Write out the entries again exactly as they are given.

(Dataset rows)
== == ==

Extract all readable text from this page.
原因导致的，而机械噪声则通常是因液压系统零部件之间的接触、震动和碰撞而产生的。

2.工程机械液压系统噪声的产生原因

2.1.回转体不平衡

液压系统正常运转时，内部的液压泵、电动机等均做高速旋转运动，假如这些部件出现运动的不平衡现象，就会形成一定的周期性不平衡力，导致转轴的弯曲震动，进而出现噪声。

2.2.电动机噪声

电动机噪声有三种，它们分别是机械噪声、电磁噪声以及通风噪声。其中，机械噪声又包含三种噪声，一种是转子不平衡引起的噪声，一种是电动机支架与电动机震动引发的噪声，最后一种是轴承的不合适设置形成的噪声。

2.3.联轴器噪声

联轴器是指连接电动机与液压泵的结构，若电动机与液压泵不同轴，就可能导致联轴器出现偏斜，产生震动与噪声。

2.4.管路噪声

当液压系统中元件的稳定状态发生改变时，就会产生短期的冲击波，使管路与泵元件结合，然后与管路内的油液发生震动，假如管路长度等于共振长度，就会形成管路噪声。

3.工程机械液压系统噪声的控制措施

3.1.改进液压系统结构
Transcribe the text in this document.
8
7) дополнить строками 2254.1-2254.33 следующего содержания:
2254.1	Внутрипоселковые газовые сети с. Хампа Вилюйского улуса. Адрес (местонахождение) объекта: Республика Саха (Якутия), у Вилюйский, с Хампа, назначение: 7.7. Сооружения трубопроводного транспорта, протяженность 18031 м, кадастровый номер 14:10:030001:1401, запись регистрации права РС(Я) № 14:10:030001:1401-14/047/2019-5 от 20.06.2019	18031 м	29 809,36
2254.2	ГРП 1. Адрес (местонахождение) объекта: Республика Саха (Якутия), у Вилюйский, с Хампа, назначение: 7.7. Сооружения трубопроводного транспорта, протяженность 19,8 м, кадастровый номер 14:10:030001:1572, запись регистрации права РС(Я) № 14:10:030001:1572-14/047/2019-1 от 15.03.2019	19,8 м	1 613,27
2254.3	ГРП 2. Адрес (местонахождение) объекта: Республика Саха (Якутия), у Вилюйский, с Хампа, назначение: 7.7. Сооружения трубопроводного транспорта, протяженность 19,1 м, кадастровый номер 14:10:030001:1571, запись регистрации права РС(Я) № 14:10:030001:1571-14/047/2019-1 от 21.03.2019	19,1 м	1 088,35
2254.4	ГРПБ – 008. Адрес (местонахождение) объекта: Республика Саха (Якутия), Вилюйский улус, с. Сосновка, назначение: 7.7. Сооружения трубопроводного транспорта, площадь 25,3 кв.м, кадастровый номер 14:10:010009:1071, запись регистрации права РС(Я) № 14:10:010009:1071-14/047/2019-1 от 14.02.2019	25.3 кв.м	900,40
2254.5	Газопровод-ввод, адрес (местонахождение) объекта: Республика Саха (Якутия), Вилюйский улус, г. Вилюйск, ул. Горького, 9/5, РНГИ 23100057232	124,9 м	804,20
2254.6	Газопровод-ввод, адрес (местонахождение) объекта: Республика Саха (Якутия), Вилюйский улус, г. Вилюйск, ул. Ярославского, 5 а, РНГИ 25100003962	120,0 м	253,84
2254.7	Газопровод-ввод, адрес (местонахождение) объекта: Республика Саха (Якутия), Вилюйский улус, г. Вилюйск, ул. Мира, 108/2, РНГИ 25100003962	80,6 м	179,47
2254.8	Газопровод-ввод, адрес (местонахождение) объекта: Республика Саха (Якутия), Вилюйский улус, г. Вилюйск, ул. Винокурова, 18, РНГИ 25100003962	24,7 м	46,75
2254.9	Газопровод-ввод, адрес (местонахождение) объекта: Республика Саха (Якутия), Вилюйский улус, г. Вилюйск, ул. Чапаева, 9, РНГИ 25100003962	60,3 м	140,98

== == ==

= TASK OUTPUT =
Extract all readable text from this page.
原因导致的，而机械噪声则通常是因液压系统零部件之间的接触、震动和碰撞而产生的。

2.工程机械液压系统噪声的产生原因

2.1.回转体不平衡

液压系统正常运转时，内部的液压泵、电动机等均做高速旋转运动，假如这些部件出现运动的不平衡现象，就会形成一定的周期性不平衡力，导致转轴的弯曲震动，进而出现噪声。

2.2.电动机噪声

电动机噪声有三种，它们分别是机械噪声、电磁噪声以及通风噪声。其中，机械噪声又包含三种噪声，一种是转子不平衡引起的噪声，一种是电动机支架与电动机震动引发的噪声，最后一种是轴承的不合适设置形成的噪声。

2.3.联轴器噪声

联轴器是指连接电动机与液压泵的结构，若电动机与液压泵不同轴，就可能导致联轴器出现偏斜，产生震动与噪声。

2.4.管路噪声

当液压系统中元件的稳定状态发生改变时，就会产生短期的冲击波，使管路与泵元件结合，然后与管路内的油液发生震动，假如管路长度等于共振长度，就会形成管路噪声。

3.工程机械液压系统噪声的控制措施

3.1.改进液压系统结构
Transcribe the text in this document.
8
7) дополнить строками 2254.1-2254.33 следующего содержания:
2254.1	Внутрипоселковые газовые сети с. Хампа Вилюйского улуса. Адрес (местонахождение) объекта: Республика Саха (Якутия), у Вилюйский, с Хампа, назначение: 7.7. Сооружения трубопроводного транспорта, протяженность 18031 м, кадастровый номер 14:10:030001:1401, запись регистрации права РС(Я) № 14:10:030001:1401-14/047/2019-5 от 20.06.2019	18031 м	29 809,36
2254.2	ГРП 1. Адрес (местонахождение) объекта: Республика Саха (Якутия), у Вилюйский, с Хампа, назначение: 7.7. Сооружения трубопроводного транспорта, протяженность 19,8 м, кадастровый номер 14:10:030001:1572, запись регистрации права РС(Я) № 14:10:030001:1572-14/047/2019-1 от 15.03.2019	19,8 м	1 613,27
2254.3	ГРП 2. Адрес (местонахождение) объекта: Республика Саха (Якутия), у Вилюйский, с Хампа, назначение: 7.7. Сооружения трубопроводного транспорта, протяженность 19,1 м, кадастровый номер 14:10:030001:1571, запись регистрации права РС(Я) № 14:10:030001:1571-14/047/2019-1 от 21.03.2019	19,1 м	1 088,35
2254.4	ГРПБ – 008. Адрес (местонахождение) объекта: Республика Саха (Якутия), Вилюйский улус, с. Сосновка, назначение: 7.7. Сооружения трубопроводного транспорта, площадь 25,3 кв.м, кадастровый номер 14:10:010009:1071, запись регистрации права РС(Я) № 14:10:010009:1071-14/047/2019-1 от 14.02.2019	25.3 кв.м	900,40
2254.5	Газопровод-ввод, адрес (местонахождение) объекта: Республика Саха (Якутия), Вилюйский улус, г. Вилюйск, ул. Горького, 9/5, РНГИ 23100057232	124,9 м	804,20
2254.6	Газопровод-ввод, адрес (местонахождение) объекта: Республика Саха (Якутия), Вилюйский улус, г. Вилюйск, ул. Ярославского, 5 а, РНГИ 25100003962	120,0 м	253,84
2254.7	Газопровод-ввод, адрес (местонахождение) объекта: Республика Саха (Якутия), Вилюйский улус, г. Вилюйск, ул. Мира, 108/2, РНГИ 25100003962	80,6 м	179,47
2254.8	Газопровод-ввод, адрес (местонахождение) объекта: Республика Саха (Якутия), Вилюйский улус, г. Вилюйск, ул. Винокурова, 18, РНГИ 25100003962	24,7 м	46,75
2254.9	Газопровод-ввод, адрес (местонахождение) объекта: Республика Саха (Якутия), Вилюйский улус, г. Вилюйск, ул. Чапаева, 9, РНГИ 25100003962	60,3 м	140,98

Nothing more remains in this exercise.